WHAT YOU SHOULD DO =
Copy out every one of the records below line for line, changing nothing.

───── EXTRACTED RECORDS ─────

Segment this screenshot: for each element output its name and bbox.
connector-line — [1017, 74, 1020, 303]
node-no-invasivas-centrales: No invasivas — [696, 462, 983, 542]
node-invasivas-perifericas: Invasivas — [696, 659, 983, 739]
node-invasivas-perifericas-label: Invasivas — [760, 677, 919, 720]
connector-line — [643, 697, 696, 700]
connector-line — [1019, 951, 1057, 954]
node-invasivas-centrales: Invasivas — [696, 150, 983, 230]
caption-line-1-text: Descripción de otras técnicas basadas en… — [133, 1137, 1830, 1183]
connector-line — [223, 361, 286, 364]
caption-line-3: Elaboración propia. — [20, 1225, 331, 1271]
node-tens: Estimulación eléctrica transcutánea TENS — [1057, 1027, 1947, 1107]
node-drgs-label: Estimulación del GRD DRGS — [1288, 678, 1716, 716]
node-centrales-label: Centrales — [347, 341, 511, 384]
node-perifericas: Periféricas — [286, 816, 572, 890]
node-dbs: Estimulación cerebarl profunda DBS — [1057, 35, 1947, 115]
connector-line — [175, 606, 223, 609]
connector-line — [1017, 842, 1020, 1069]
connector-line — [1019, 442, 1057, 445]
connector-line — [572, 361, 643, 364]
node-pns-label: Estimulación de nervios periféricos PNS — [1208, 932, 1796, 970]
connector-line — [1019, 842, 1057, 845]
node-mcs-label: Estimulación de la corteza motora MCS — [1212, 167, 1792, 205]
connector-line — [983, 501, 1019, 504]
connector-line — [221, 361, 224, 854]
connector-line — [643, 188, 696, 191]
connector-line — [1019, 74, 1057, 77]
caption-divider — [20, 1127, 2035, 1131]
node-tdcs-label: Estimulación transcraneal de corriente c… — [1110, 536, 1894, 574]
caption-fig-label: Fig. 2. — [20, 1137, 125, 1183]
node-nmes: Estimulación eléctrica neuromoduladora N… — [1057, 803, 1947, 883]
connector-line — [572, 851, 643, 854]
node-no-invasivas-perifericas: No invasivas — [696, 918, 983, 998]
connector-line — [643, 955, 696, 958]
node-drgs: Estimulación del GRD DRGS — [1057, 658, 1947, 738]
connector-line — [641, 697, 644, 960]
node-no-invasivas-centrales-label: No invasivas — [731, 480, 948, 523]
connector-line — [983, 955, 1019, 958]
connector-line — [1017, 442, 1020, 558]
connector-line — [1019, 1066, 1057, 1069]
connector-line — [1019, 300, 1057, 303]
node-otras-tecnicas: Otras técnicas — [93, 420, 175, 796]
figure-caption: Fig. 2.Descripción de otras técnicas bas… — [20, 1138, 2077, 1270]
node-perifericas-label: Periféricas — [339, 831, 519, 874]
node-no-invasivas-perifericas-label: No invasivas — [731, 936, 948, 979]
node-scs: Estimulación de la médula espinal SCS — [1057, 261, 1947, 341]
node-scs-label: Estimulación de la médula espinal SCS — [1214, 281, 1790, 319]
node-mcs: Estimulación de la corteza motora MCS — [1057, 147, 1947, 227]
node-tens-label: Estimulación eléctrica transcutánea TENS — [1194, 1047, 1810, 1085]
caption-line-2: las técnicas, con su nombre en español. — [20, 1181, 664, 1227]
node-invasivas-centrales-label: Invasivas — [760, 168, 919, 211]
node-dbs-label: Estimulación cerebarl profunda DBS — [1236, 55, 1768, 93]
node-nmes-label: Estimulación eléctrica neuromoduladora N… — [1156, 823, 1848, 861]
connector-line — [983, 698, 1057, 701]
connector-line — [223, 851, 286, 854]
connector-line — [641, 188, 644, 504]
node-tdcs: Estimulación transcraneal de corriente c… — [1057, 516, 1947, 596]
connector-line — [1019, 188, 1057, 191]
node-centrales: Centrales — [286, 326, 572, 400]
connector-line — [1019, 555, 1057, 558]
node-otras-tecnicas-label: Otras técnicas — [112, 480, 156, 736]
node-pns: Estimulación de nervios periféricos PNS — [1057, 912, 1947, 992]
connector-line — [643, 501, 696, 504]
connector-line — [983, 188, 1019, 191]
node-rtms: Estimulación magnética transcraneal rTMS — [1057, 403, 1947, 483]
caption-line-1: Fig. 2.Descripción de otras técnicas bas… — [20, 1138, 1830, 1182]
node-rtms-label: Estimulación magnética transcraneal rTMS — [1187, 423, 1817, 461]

─────

RESULT =
Segment this screenshot: for each element output its name and bbox.
connector-line — [1017, 74, 1020, 303]
node-no-invasivas-centrales: No invasivas — [696, 462, 983, 542]
node-invasivas-perifericas: Invasivas — [696, 659, 983, 739]
node-invasivas-perifericas-label: Invasivas — [760, 677, 919, 720]
connector-line — [643, 697, 696, 700]
connector-line — [1019, 951, 1057, 954]
node-invasivas-centrales: Invasivas — [696, 150, 983, 230]
caption-line-1-text: Descripción de otras técnicas basadas en… — [133, 1137, 1830, 1183]
connector-line — [223, 361, 286, 364]
caption-line-3: Elaboración propia. — [20, 1225, 331, 1271]
node-tens: Estimulación eléctrica transcutánea TENS — [1057, 1027, 1947, 1107]
node-drgs-label: Estimulación del GRD DRGS — [1288, 678, 1716, 716]
node-centrales-label: Centrales — [347, 341, 511, 384]
node-perifericas: Periféricas — [286, 816, 572, 890]
node-dbs: Estimulación cerebarl profunda DBS — [1057, 35, 1947, 115]
connector-line — [175, 606, 223, 609]
connector-line — [1017, 842, 1020, 1069]
connector-line — [1019, 442, 1057, 445]
connector-line — [572, 361, 643, 364]
node-pns-label: Estimulación de nervios periféricos PNS — [1208, 932, 1796, 970]
connector-line — [1019, 842, 1057, 845]
node-mcs-label: Estimulación de la corteza motora MCS — [1212, 167, 1792, 205]
connector-line — [983, 501, 1019, 504]
connector-line — [221, 361, 224, 854]
connector-line — [643, 188, 696, 191]
connector-line — [1019, 74, 1057, 77]
caption-divider — [20, 1127, 2035, 1131]
node-tdcs-label: Estimulación transcraneal de corriente c… — [1110, 536, 1894, 574]
caption-fig-label: Fig. 2. — [20, 1137, 125, 1183]
node-nmes: Estimulación eléctrica neuromoduladora N… — [1057, 803, 1947, 883]
connector-line — [572, 851, 643, 854]
node-no-invasivas-perifericas: No invasivas — [696, 918, 983, 998]
connector-line — [643, 955, 696, 958]
node-drgs: Estimulación del GRD DRGS — [1057, 658, 1947, 738]
connector-line — [641, 697, 644, 960]
node-no-invasivas-centrales-label: No invasivas — [731, 480, 948, 523]
connector-line — [983, 955, 1019, 958]
connector-line — [1017, 442, 1020, 558]
connector-line — [1019, 1066, 1057, 1069]
connector-line — [1019, 300, 1057, 303]
node-otras-tecnicas: Otras técnicas — [93, 420, 175, 796]
figure-caption: Fig. 2.Descripción de otras técnicas bas… — [20, 1138, 2077, 1270]
node-perifericas-label: Periféricas — [339, 831, 519, 874]
node-no-invasivas-perifericas-label: No invasivas — [731, 936, 948, 979]
node-scs: Estimulación de la médula espinal SCS — [1057, 261, 1947, 341]
node-scs-label: Estimulación de la médula espinal SCS — [1214, 281, 1790, 319]
node-mcs: Estimulación de la corteza motora MCS — [1057, 147, 1947, 227]
node-tens-label: Estimulación eléctrica transcutánea TENS — [1194, 1047, 1810, 1085]
caption-line-2: las técnicas, con su nombre en español. — [20, 1181, 664, 1227]
node-invasivas-centrales-label: Invasivas — [760, 168, 919, 211]
node-dbs-label: Estimulación cerebarl profunda DBS — [1236, 55, 1768, 93]
node-nmes-label: Estimulación eléctrica neuromoduladora N… — [1156, 823, 1848, 861]
connector-line — [983, 698, 1057, 701]
connector-line — [223, 851, 286, 854]
connector-line — [641, 188, 644, 504]
node-tdcs: Estimulación transcraneal de corriente c… — [1057, 516, 1947, 596]
connector-line — [1019, 188, 1057, 191]
node-centrales: Centrales — [286, 326, 572, 400]
connector-line — [1019, 555, 1057, 558]
node-otras-tecnicas-label: Otras técnicas — [112, 480, 156, 736]
node-pns: Estimulación de nervios periféricos PNS — [1057, 912, 1947, 992]
connector-line — [643, 501, 696, 504]
connector-line — [983, 188, 1019, 191]
node-rtms: Estimulación magnética transcraneal rTMS — [1057, 403, 1947, 483]
caption-line-1: Fig. 2.Descripción de otras técnicas bas… — [20, 1138, 1830, 1182]
node-rtms-label: Estimulación magnética transcraneal rTMS — [1187, 423, 1817, 461]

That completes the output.